:: Material to process

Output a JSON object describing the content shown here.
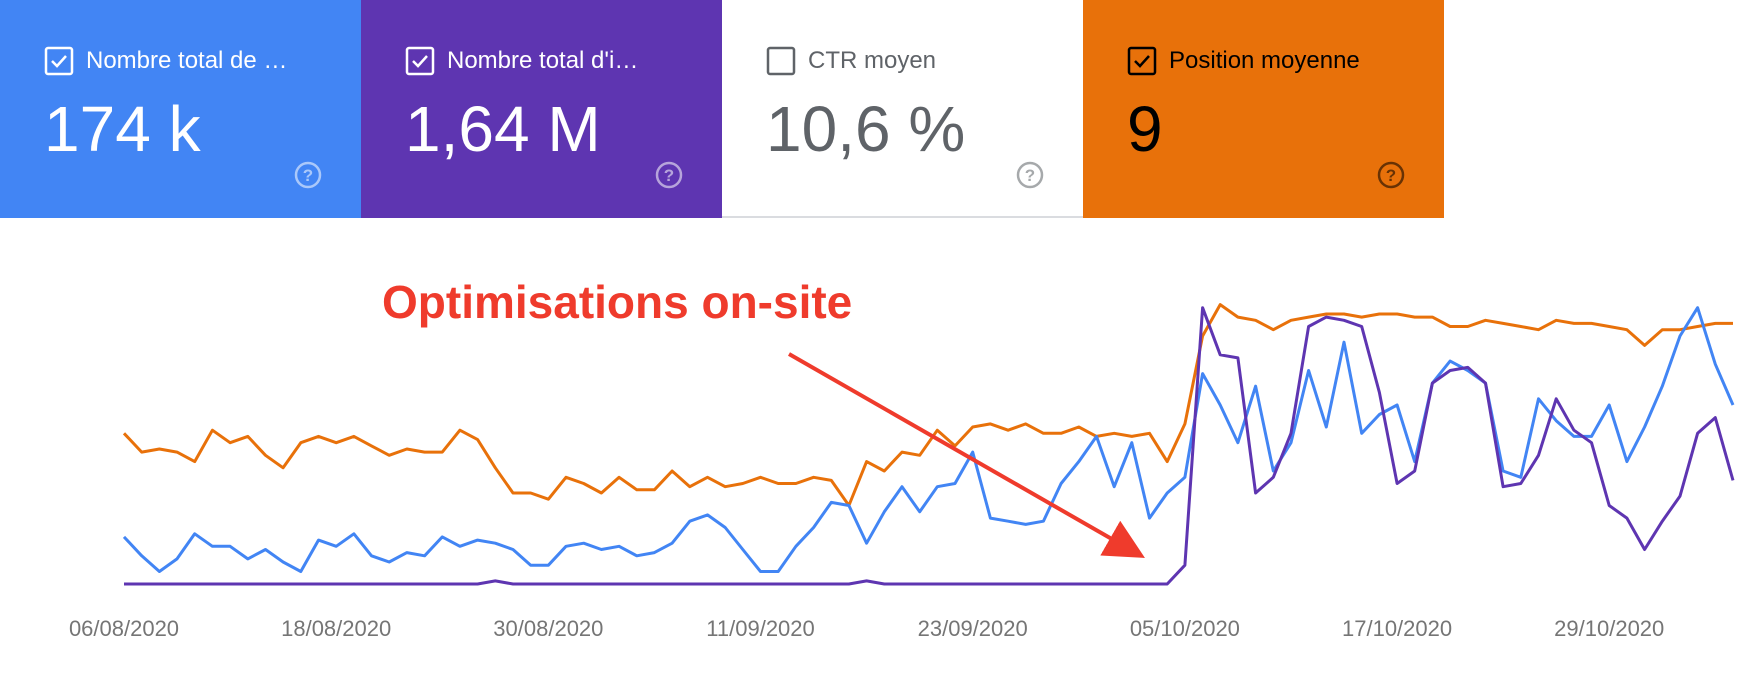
{
  "cards": [
    {
      "label": "Nombre total de …",
      "value": "174 k",
      "checked": true,
      "color": "#4285f4",
      "text_color": "#ffffff"
    },
    {
      "label": "Nombre total d'i…",
      "value": "1,64 M",
      "checked": true,
      "color": "#5e35b1",
      "text_color": "#ffffff"
    },
    {
      "label": "CTR moyen",
      "value": "10,6 %",
      "checked": false,
      "color": "#ffffff",
      "text_color": "#5f6368"
    },
    {
      "label": "Position moyenne",
      "value": "9",
      "checked": true,
      "color": "#e8710a",
      "text_color": "#000000"
    }
  ],
  "chart_data": {
    "type": "line",
    "annotation": "Optimisations on-site",
    "ylim": [
      0,
      100
    ],
    "categories": [
      "06/08/2020",
      null,
      null,
      null,
      null,
      null,
      null,
      null,
      null,
      null,
      null,
      null,
      "18/08/2020",
      null,
      null,
      null,
      null,
      null,
      null,
      null,
      null,
      null,
      null,
      null,
      "30/08/2020",
      null,
      null,
      null,
      null,
      null,
      null,
      null,
      null,
      null,
      null,
      null,
      "11/09/2020",
      null,
      null,
      null,
      null,
      null,
      null,
      null,
      null,
      null,
      null,
      null,
      "23/09/2020",
      null,
      null,
      null,
      null,
      null,
      null,
      null,
      null,
      null,
      null,
      null,
      "05/10/2020",
      null,
      null,
      null,
      null,
      null,
      null,
      null,
      null,
      null,
      null,
      null,
      "17/10/2020",
      null,
      null,
      null,
      null,
      null,
      null,
      null,
      null,
      null,
      null,
      null,
      "29/10/2020",
      null,
      null,
      null,
      null,
      null,
      null,
      null
    ],
    "series": [
      {
        "color": "#e8710a",
        "values": [
          55,
          49,
          50,
          49,
          46,
          56,
          52,
          54,
          48,
          44,
          52,
          54,
          52,
          54,
          51,
          48,
          50,
          49,
          49,
          56,
          53,
          44,
          36,
          36,
          34,
          41,
          39,
          36,
          41,
          37,
          37,
          43,
          38,
          41,
          38,
          39,
          41,
          39,
          39,
          41,
          40,
          32,
          46,
          43,
          49,
          48,
          56,
          51,
          57,
          58,
          56,
          58,
          55,
          55,
          57,
          54,
          55,
          54,
          55,
          46,
          58,
          86,
          96,
          92,
          91,
          88,
          91,
          92,
          93,
          93,
          92,
          93,
          93,
          92,
          92,
          89,
          89,
          91,
          90,
          89,
          88,
          91,
          90,
          90,
          89,
          88,
          83,
          88,
          88,
          89,
          90,
          90
        ]
      },
      {
        "color": "#4285f4",
        "values": [
          22,
          16,
          11,
          15,
          23,
          19,
          19,
          15,
          18,
          14,
          11,
          21,
          19,
          23,
          16,
          14,
          17,
          16,
          22,
          19,
          21,
          20,
          18,
          13,
          13,
          19,
          20,
          18,
          19,
          16,
          17,
          20,
          27,
          29,
          25,
          18,
          11,
          11,
          19,
          25,
          33,
          32,
          20,
          30,
          38,
          30,
          38,
          39,
          49,
          28,
          27,
          26,
          27,
          39,
          46,
          54,
          38,
          52,
          28,
          36,
          41,
          74,
          64,
          52,
          70,
          43,
          52,
          75,
          57,
          84,
          55,
          61,
          64,
          46,
          71,
          78,
          75,
          71,
          43,
          41,
          66,
          59,
          54,
          54,
          64,
          46,
          57,
          70,
          86,
          95,
          77,
          64
        ]
      },
      {
        "color": "#5e35b1",
        "values": [
          7,
          7,
          7,
          7,
          7,
          7,
          7,
          7,
          7,
          7,
          7,
          7,
          7,
          7,
          7,
          7,
          7,
          7,
          7,
          7,
          7,
          8,
          7,
          7,
          7,
          7,
          7,
          7,
          7,
          7,
          7,
          7,
          7,
          7,
          7,
          7,
          7,
          7,
          7,
          7,
          7,
          7,
          8,
          7,
          7,
          7,
          7,
          7,
          7,
          7,
          7,
          7,
          7,
          7,
          7,
          7,
          7,
          7,
          7,
          7,
          13,
          95,
          80,
          79,
          36,
          41,
          55,
          89,
          92,
          91,
          89,
          68,
          39,
          43,
          71,
          75,
          76,
          71,
          38,
          39,
          48,
          66,
          56,
          52,
          32,
          28,
          18,
          27,
          35,
          55,
          60,
          40
        ]
      }
    ]
  }
}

::::

> _Your goal_
Go through the entries and return each line where the word "Nombre" appears.

> _Exercise answer_
      "label": "Nombre total de …",
      "label": "Nombre total d'i…",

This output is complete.